■ Supplied records:
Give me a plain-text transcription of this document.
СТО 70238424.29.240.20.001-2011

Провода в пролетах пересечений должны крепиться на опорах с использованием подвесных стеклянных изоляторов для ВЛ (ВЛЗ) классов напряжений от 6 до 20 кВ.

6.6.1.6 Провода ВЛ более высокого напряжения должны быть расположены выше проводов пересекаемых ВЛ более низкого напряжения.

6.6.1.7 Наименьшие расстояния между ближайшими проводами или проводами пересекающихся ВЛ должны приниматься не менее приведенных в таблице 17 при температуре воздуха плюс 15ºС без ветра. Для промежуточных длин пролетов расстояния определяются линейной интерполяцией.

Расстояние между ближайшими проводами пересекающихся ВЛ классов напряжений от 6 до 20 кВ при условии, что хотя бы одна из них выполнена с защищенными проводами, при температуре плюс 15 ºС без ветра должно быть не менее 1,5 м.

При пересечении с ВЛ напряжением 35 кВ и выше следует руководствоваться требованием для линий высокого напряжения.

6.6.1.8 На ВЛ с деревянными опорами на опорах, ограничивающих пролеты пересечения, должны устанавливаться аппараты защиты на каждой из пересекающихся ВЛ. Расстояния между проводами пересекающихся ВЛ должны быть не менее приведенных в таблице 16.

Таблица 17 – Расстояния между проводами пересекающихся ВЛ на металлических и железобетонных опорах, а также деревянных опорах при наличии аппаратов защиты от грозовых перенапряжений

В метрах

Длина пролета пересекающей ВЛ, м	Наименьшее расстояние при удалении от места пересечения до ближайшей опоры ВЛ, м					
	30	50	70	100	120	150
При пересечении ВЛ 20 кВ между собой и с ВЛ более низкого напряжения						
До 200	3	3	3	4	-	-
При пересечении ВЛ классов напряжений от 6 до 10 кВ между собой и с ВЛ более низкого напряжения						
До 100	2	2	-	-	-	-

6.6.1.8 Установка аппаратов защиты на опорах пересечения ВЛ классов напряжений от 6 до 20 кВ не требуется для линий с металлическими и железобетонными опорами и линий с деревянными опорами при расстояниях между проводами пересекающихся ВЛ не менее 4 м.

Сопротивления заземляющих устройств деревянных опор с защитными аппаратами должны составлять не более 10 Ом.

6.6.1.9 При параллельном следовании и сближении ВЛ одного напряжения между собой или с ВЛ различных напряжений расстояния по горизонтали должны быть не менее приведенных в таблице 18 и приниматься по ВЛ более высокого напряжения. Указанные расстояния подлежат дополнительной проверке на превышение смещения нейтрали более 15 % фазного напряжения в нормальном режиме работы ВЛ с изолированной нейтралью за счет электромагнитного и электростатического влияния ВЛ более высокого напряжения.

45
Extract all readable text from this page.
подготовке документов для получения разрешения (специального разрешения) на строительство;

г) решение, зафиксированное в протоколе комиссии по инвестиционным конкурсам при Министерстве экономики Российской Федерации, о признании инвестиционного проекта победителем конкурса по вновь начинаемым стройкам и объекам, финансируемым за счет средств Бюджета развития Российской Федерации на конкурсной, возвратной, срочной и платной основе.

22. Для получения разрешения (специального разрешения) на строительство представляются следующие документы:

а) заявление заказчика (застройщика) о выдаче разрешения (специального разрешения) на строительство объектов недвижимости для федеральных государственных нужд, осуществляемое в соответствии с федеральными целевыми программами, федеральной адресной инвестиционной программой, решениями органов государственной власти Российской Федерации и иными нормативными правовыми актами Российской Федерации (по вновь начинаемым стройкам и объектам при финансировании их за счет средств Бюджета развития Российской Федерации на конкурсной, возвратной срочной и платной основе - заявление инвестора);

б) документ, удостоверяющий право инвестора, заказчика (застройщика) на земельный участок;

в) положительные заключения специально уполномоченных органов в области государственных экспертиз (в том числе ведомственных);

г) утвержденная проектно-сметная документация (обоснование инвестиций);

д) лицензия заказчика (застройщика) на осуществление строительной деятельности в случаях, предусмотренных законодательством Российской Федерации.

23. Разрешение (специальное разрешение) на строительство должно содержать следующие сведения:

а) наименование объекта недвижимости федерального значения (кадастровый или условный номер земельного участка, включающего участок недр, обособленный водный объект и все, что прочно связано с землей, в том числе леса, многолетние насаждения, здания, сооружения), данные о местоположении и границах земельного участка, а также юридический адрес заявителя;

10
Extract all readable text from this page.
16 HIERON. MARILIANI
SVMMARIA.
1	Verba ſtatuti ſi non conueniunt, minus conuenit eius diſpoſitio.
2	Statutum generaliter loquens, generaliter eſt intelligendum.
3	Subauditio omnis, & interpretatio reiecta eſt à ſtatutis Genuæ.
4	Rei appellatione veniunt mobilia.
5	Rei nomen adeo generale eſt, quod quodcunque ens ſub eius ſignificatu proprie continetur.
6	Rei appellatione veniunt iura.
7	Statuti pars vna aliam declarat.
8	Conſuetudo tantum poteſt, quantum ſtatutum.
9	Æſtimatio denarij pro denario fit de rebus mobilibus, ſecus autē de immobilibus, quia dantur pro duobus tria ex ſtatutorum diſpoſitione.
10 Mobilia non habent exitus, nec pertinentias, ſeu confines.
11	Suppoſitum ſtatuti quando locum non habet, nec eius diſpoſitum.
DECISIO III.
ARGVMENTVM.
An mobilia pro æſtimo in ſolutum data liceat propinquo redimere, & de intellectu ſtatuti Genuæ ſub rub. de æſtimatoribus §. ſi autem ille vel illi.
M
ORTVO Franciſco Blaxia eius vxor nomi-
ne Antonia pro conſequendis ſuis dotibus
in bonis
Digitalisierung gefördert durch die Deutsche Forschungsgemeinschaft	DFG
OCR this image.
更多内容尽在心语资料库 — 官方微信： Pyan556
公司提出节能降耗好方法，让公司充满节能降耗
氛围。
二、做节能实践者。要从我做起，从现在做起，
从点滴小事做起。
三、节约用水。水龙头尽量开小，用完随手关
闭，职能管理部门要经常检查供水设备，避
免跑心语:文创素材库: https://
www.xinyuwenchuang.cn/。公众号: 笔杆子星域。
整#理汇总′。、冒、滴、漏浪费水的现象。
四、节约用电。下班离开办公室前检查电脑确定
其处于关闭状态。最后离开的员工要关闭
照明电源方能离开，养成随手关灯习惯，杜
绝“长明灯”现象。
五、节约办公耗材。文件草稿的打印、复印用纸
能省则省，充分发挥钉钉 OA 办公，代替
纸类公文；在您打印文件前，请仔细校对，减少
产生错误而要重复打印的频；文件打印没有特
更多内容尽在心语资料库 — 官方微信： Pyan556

■ Stated task:
What is needed here is an exact reproduction of all the entries.

■ The response:
Give me a plain-text transcription of this document.
СТО 70238424.29.240.20.001-2011

Провода в пролетах пересечений должны крепиться на опорах с использованием подвесных стеклянных изоляторов для ВЛ (ВЛЗ) классов напряжений от 6 до 20 кВ.

6.6.1.6 Провода ВЛ более высокого напряжения должны быть расположены выше проводов пересекаемых ВЛ более низкого напряжения.

6.6.1.7 Наименьшие расстояния между ближайшими проводами или проводами пересекающихся ВЛ должны приниматься не менее приведенных в таблице 17 при температуре воздуха плюс 15ºС без ветра. Для промежуточных длин пролетов расстояния определяются линейной интерполяцией.

Расстояние между ближайшими проводами пересекающихся ВЛ классов напряжений от 6 до 20 кВ при условии, что хотя бы одна из них выполнена с защищенными проводами, при температуре плюс 15 ºС без ветра должно быть не менее 1,5 м.

При пересечении с ВЛ напряжением 35 кВ и выше следует руководствоваться требованием для линий высокого напряжения.

6.6.1.8 На ВЛ с деревянными опорами на опорах, ограничивающих пролеты пересечения, должны устанавливаться аппараты защиты на каждой из пересекающихся ВЛ. Расстояния между проводами пересекающихся ВЛ должны быть не менее приведенных в таблице 16.

Таблица 17 – Расстояния между проводами пересекающихся ВЛ на металлических и железобетонных опорах, а также деревянных опорах при наличии аппаратов защиты от грозовых перенапряжений

В метрах

Длина пролета пересекающей ВЛ, м	Наименьшее расстояние при удалении от места пересечения до ближайшей опоры ВЛ, м					
	30	50	70	100	120	150
При пересечении ВЛ 20 кВ между собой и с ВЛ более низкого напряжения						
До 200	3	3	3	4	-	-
При пересечении ВЛ классов напряжений от 6 до 10 кВ между собой и с ВЛ более низкого напряжения						
До 100	2	2	-	-	-	-

6.6.1.8 Установка аппаратов защиты на опорах пересечения ВЛ классов напряжений от 6 до 20 кВ не требуется для линий с металлическими и железобетонными опорами и линий с деревянными опорами при расстояниях между проводами пересекающихся ВЛ не менее 4 м.

Сопротивления заземляющих устройств деревянных опор с защитными аппаратами должны составлять не более 10 Ом.

6.6.1.9 При параллельном следовании и сближении ВЛ одного напряжения между собой или с ВЛ различных напряжений расстояния по горизонтали должны быть не менее приведенных в таблице 18 и приниматься по ВЛ более высокого напряжения. Указанные расстояния подлежат дополнительной проверке на превышение смещения нейтрали более 15 % фазного напряжения в нормальном режиме работы ВЛ с изолированной нейтралью за счет электромагнитного и электростатического влияния ВЛ более высокого напряжения.

45
Extract all readable text from this page.
подготовке документов для получения разрешения (специального разрешения) на строительство;

г) решение, зафиксированное в протоколе комиссии по инвестиционным конкурсам при Министерстве экономики Российской Федерации, о признании инвестиционного проекта победителем конкурса по вновь начинаемым стройкам и объекам, финансируемым за счет средств Бюджета развития Российской Федерации на конкурсной, возвратной, срочной и платной основе.

22. Для получения разрешения (специального разрешения) на строительство представляются следующие документы:

а) заявление заказчика (застройщика) о выдаче разрешения (специального разрешения) на строительство объектов недвижимости для федеральных государственных нужд, осуществляемое в соответствии с федеральными целевыми программами, федеральной адресной инвестиционной программой, решениями органов государственной власти Российской Федерации и иными нормативными правовыми актами Российской Федерации (по вновь начинаемым стройкам и объектам при финансировании их за счет средств Бюджета развития Российской Федерации на конкурсной, возвратной срочной и платной основе - заявление инвестора);

б) документ, удостоверяющий право инвестора, заказчика (застройщика) на земельный участок;

в) положительные заключения специально уполномоченных органов в области государственных экспертиз (в том числе ведомственных);

г) утвержденная проектно-сметная документация (обоснование инвестиций);

д) лицензия заказчика (застройщика) на осуществление строительной деятельности в случаях, предусмотренных законодательством Российской Федерации.

23. Разрешение (специальное разрешение) на строительство должно содержать следующие сведения:

а) наименование объекта недвижимости федерального значения (кадастровый или условный номер земельного участка, включающего участок недр, обособленный водный объект и все, что прочно связано с землей, в том числе леса, многолетние насаждения, здания, сооружения), данные о местоположении и границах земельного участка, а также юридический адрес заявителя;

10
Extract all readable text from this page.
16 HIERON. MARILIANI
SVMMARIA.
1	Verba ſtatuti ſi non conueniunt, minus conuenit eius diſpoſitio.
2	Statutum generaliter loquens, generaliter eſt intelligendum.
3	Subauditio omnis, & interpretatio reiecta eſt à ſtatutis Genuæ.
4	Rei appellatione veniunt mobilia.
5	Rei nomen adeo generale eſt, quod quodcunque ens ſub eius ſignificatu proprie continetur.
6	Rei appellatione veniunt iura.
7	Statuti pars vna aliam declarat.
8	Conſuetudo tantum poteſt, quantum ſtatutum.
9	Æſtimatio denarij pro denario fit de rebus mobilibus, ſecus autē de immobilibus, quia dantur pro duobus tria ex ſtatutorum diſpoſitione.
10 Mobilia non habent exitus, nec pertinentias, ſeu confines.
11	Suppoſitum ſtatuti quando locum non habet, nec eius diſpoſitum.
DECISIO III.
ARGVMENTVM.
An mobilia pro æſtimo in ſolutum data liceat propinquo redimere, & de intellectu ſtatuti Genuæ ſub rub. de æſtimatoribus §. ſi autem ille vel illi.
M
ORTVO Franciſco Blaxia eius vxor nomi-
ne Antonia pro conſequendis ſuis dotibus
in bonis
Digitalisierung gefördert durch die Deutsche Forschungsgemeinschaft	DFG
OCR this image.
更多内容尽在心语资料库 — 官方微信： Pyan556
公司提出节能降耗好方法，让公司充满节能降耗
氛围。
二、做节能实践者。要从我做起，从现在做起，
从点滴小事做起。
三、节约用水。水龙头尽量开小，用完随手关
闭，职能管理部门要经常检查供水设备，避
免跑心语:文创素材库: https://
www.xinyuwenchuang.cn/。公众号: 笔杆子星域。
整#理汇总′。、冒、滴、漏浪费水的现象。
四、节约用电。下班离开办公室前检查电脑确定
其处于关闭状态。最后离开的员工要关闭
照明电源方能离开，养成随手关灯习惯，杜
绝“长明灯”现象。
五、节约办公耗材。文件草稿的打印、复印用纸
能省则省，充分发挥钉钉 OA 办公，代替
纸类公文；在您打印文件前，请仔细校对，减少
产生错误而要重复打印的频；文件打印没有特
更多内容尽在心语资料库 — 官方微信： Pyan556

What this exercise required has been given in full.